GOAL: Print the entries in full, word for word, but not the pictures.

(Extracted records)
.....
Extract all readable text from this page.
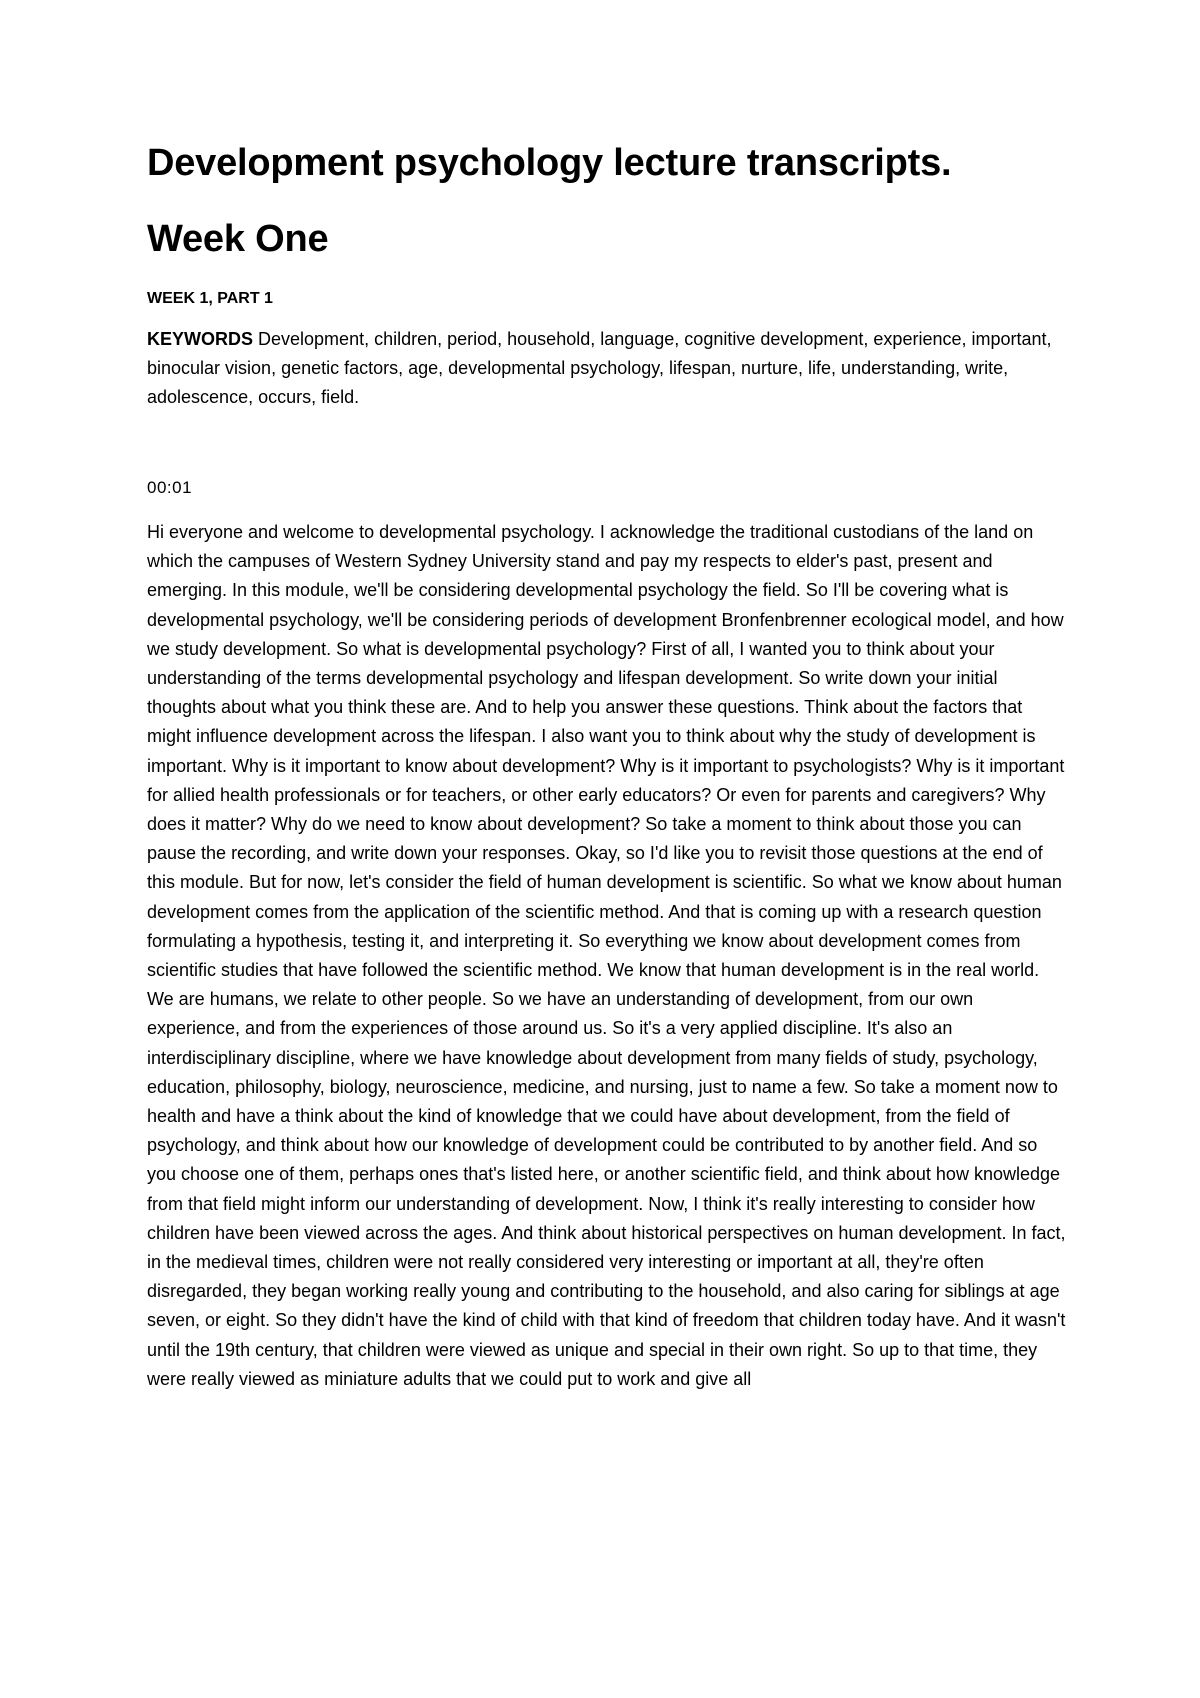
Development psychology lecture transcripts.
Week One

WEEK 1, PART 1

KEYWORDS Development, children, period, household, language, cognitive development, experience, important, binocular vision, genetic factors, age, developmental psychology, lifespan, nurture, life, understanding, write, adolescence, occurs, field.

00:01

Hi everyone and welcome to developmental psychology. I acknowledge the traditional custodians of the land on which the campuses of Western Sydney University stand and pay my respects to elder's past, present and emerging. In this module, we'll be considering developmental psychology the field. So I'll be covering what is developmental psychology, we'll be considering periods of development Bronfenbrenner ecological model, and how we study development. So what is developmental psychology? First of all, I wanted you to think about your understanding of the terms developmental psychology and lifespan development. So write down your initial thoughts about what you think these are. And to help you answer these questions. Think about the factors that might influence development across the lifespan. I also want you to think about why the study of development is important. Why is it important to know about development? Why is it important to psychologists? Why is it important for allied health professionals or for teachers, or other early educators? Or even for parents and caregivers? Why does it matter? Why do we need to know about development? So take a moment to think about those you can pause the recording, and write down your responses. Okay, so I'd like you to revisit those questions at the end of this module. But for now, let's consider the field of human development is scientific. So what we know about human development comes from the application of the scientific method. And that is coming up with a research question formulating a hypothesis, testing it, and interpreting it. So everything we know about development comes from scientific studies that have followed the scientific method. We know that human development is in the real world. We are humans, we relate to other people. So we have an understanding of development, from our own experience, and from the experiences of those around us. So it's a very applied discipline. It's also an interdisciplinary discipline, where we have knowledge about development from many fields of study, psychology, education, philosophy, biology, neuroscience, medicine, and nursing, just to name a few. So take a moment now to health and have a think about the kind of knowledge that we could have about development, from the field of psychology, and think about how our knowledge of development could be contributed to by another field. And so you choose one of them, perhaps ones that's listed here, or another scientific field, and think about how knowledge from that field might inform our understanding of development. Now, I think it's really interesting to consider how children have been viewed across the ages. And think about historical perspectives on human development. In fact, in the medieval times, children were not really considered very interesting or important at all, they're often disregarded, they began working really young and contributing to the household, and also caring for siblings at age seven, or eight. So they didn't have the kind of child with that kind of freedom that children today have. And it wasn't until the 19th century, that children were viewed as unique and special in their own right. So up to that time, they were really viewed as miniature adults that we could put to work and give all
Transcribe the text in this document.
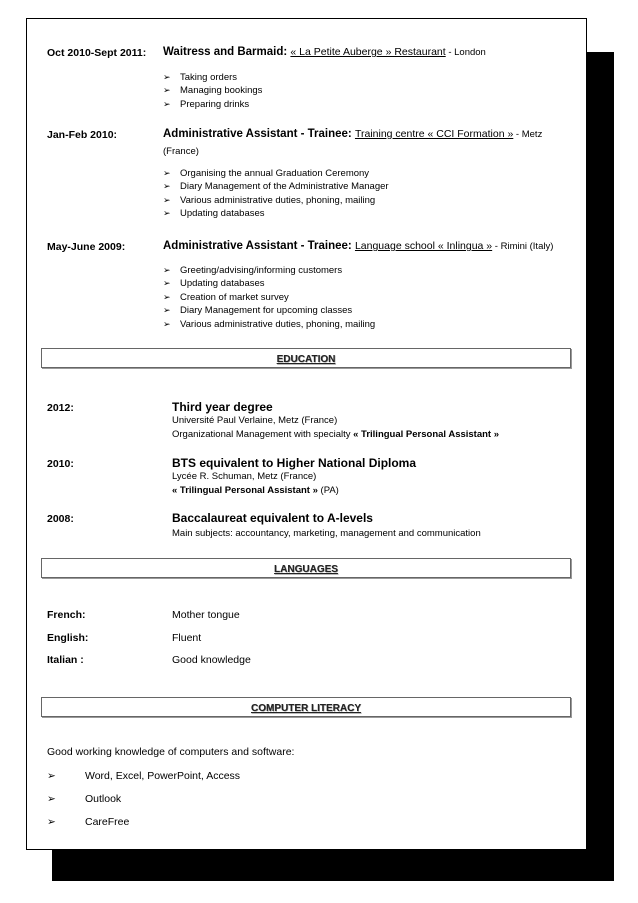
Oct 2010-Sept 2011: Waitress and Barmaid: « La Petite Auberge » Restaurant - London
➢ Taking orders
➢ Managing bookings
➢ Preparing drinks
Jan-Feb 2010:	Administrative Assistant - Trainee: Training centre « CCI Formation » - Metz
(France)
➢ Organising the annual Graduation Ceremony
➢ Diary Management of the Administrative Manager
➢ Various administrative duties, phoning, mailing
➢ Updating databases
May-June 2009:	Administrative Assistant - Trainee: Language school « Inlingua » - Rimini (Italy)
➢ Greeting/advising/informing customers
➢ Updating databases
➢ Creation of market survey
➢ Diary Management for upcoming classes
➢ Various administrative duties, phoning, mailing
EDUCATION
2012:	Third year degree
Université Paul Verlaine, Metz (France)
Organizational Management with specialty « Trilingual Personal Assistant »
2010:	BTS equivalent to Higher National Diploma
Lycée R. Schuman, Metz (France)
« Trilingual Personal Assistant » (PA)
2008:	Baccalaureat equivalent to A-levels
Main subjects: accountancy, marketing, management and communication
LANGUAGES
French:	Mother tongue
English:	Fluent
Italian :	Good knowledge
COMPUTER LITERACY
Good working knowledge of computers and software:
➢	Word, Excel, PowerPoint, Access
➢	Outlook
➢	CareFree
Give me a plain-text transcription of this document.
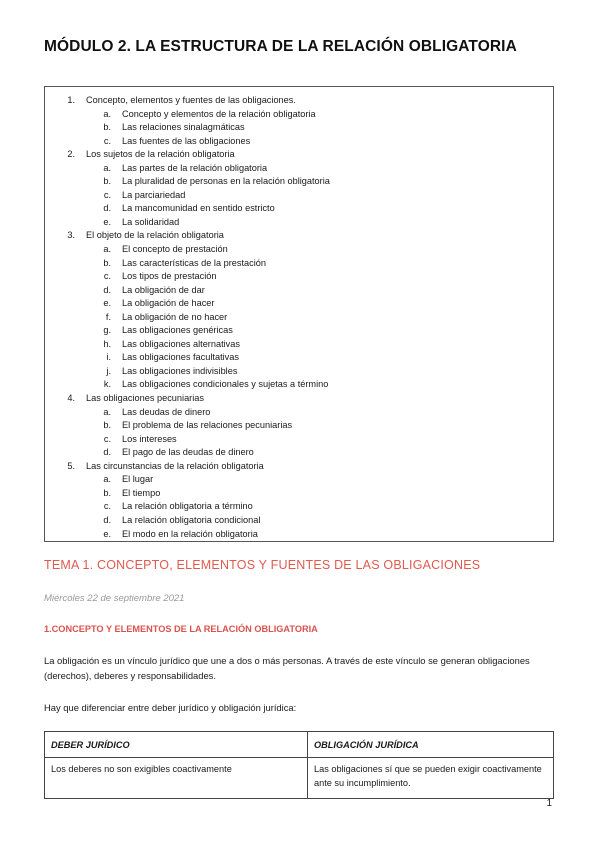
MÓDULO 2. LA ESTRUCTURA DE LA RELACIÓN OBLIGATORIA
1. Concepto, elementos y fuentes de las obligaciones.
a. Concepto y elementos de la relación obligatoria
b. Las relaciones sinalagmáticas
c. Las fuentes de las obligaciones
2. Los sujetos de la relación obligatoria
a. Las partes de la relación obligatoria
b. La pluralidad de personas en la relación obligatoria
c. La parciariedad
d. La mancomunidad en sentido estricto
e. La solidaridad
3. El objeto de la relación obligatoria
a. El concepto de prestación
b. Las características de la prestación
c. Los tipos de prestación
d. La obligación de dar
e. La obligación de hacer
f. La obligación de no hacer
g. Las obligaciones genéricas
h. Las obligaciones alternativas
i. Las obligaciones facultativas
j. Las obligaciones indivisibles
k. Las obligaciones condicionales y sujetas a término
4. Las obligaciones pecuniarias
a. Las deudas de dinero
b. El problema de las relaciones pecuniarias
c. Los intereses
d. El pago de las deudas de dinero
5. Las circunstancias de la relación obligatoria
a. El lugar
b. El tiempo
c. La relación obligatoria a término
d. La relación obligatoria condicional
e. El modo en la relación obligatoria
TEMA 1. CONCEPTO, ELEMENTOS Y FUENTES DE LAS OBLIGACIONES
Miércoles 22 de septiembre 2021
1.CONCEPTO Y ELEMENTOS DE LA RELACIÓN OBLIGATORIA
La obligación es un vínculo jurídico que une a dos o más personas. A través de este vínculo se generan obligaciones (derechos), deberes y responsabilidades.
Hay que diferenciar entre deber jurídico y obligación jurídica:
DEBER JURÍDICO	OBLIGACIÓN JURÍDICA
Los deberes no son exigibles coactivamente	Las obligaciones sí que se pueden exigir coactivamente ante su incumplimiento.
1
.....
ANSWER TO THIS PROBLEM:
Extract all readable text from this page.
Development psychology lecture transcripts.
Week One

WEEK 1, PART 1

KEYWORDS Development, children, period, household, language, cognitive development, experience, important, binocular vision, genetic factors, age, developmental psychology, lifespan, nurture, life, understanding, write, adolescence, occurs, field.

00:01

Hi everyone and welcome to developmental psychology. I acknowledge the traditional custodians of the land on which the campuses of Western Sydney University stand and pay my respects to elder's past, present and emerging. In this module, we'll be considering developmental psychology the field. So I'll be covering what is developmental psychology, we'll be considering periods of development Bronfenbrenner ecological model, and how we study development. So what is developmental psychology? First of all, I wanted you to think about your understanding of the terms developmental psychology and lifespan development. So write down your initial thoughts about what you think these are. And to help you answer these questions. Think about the factors that might influence development across the lifespan. I also want you to think about why the study of development is important. Why is it important to know about development? Why is it important to psychologists? Why is it important for allied health professionals or for teachers, or other early educators? Or even for parents and caregivers? Why does it matter? Why do we need to know about development? So take a moment to think about those you can pause the recording, and write down your responses. Okay, so I'd like you to revisit those questions at the end of this module. But for now, let's consider the field of human development is scientific. So what we know about human development comes from the application of the scientific method. And that is coming up with a research question formulating a hypothesis, testing it, and interpreting it. So everything we know about development comes from scientific studies that have followed the scientific method. We know that human development is in the real world. We are humans, we relate to other people. So we have an understanding of development, from our own experience, and from the experiences of those around us. So it's a very applied discipline. It's also an interdisciplinary discipline, where we have knowledge about development from many fields of study, psychology, education, philosophy, biology, neuroscience, medicine, and nursing, just to name a few. So take a moment now to health and have a think about the kind of knowledge that we could have about development, from the field of psychology, and think about how our knowledge of development could be contributed to by another field. And so you choose one of them, perhaps ones that's listed here, or another scientific field, and think about how knowledge from that field might inform our understanding of development. Now, I think it's really interesting to consider how children have been viewed across the ages. And think about historical perspectives on human development. In fact, in the medieval times, children were not really considered very interesting or important at all, they're often disregarded, they began working really young and contributing to the household, and also caring for siblings at age seven, or eight. So they didn't have the kind of child with that kind of freedom that children today have. And it wasn't until the 19th century, that children were viewed as unique and special in their own right. So up to that time, they were really viewed as miniature adults that we could put to work and give all
Transcribe the text in this document.
Oct 2010-Sept 2011: Waitress and Barmaid: « La Petite Auberge » Restaurant - London
➢ Taking orders
➢ Managing bookings
➢ Preparing drinks
Jan-Feb 2010:	Administrative Assistant - Trainee: Training centre « CCI Formation » - Metz
(France)
➢ Organising the annual Graduation Ceremony
➢ Diary Management of the Administrative Manager
➢ Various administrative duties, phoning, mailing
➢ Updating databases
May-June 2009:	Administrative Assistant - Trainee: Language school « Inlingua » - Rimini (Italy)
➢ Greeting/advising/informing customers
➢ Updating databases
➢ Creation of market survey
➢ Diary Management for upcoming classes
➢ Various administrative duties, phoning, mailing
EDUCATION
2012:	Third year degree
Université Paul Verlaine, Metz (France)
Organizational Management with specialty « Trilingual Personal Assistant »
2010:	BTS equivalent to Higher National Diploma
Lycée R. Schuman, Metz (France)
« Trilingual Personal Assistant » (PA)
2008:	Baccalaureat equivalent to A-levels
Main subjects: accountancy, marketing, management and communication
LANGUAGES
French:	Mother tongue
English:	Fluent
Italian :	Good knowledge
COMPUTER LITERACY
Good working knowledge of computers and software:
➢	Word, Excel, PowerPoint, Access
➢	Outlook
➢	CareFree
Give me a plain-text transcription of this document.
MÓDULO 2. LA ESTRUCTURA DE LA RELACIÓN OBLIGATORIA
1. Concepto, elementos y fuentes de las obligaciones.
a. Concepto y elementos de la relación obligatoria
b. Las relaciones sinalagmáticas
c. Las fuentes de las obligaciones
2. Los sujetos de la relación obligatoria
a. Las partes de la relación obligatoria
b. La pluralidad de personas en la relación obligatoria
c. La parciariedad
d. La mancomunidad en sentido estricto
e. La solidaridad
3. El objeto de la relación obligatoria
a. El concepto de prestación
b. Las características de la prestación
c. Los tipos de prestación
d. La obligación de dar
e. La obligación de hacer
f. La obligación de no hacer
g. Las obligaciones genéricas
h. Las obligaciones alternativas
i. Las obligaciones facultativas
j. Las obligaciones indivisibles
k. Las obligaciones condicionales y sujetas a término
4. Las obligaciones pecuniarias
a. Las deudas de dinero
b. El problema de las relaciones pecuniarias
c. Los intereses
d. El pago de las deudas de dinero
5. Las circunstancias de la relación obligatoria
a. El lugar
b. El tiempo
c. La relación obligatoria a término
d. La relación obligatoria condicional
e. El modo en la relación obligatoria
TEMA 1. CONCEPTO, ELEMENTOS Y FUENTES DE LAS OBLIGACIONES
Miércoles 22 de septiembre 2021
1.CONCEPTO Y ELEMENTOS DE LA RELACIÓN OBLIGATORIA
La obligación es un vínculo jurídico que une a dos o más personas. A través de este vínculo se generan obligaciones (derechos), deberes y responsabilidades.
Hay que diferenciar entre deber jurídico y obligación jurídica:
DEBER JURÍDICO	OBLIGACIÓN JURÍDICA
Los deberes no son exigibles coactivamente	Las obligaciones sí que se pueden exigir coactivamente ante su incumplimiento.
1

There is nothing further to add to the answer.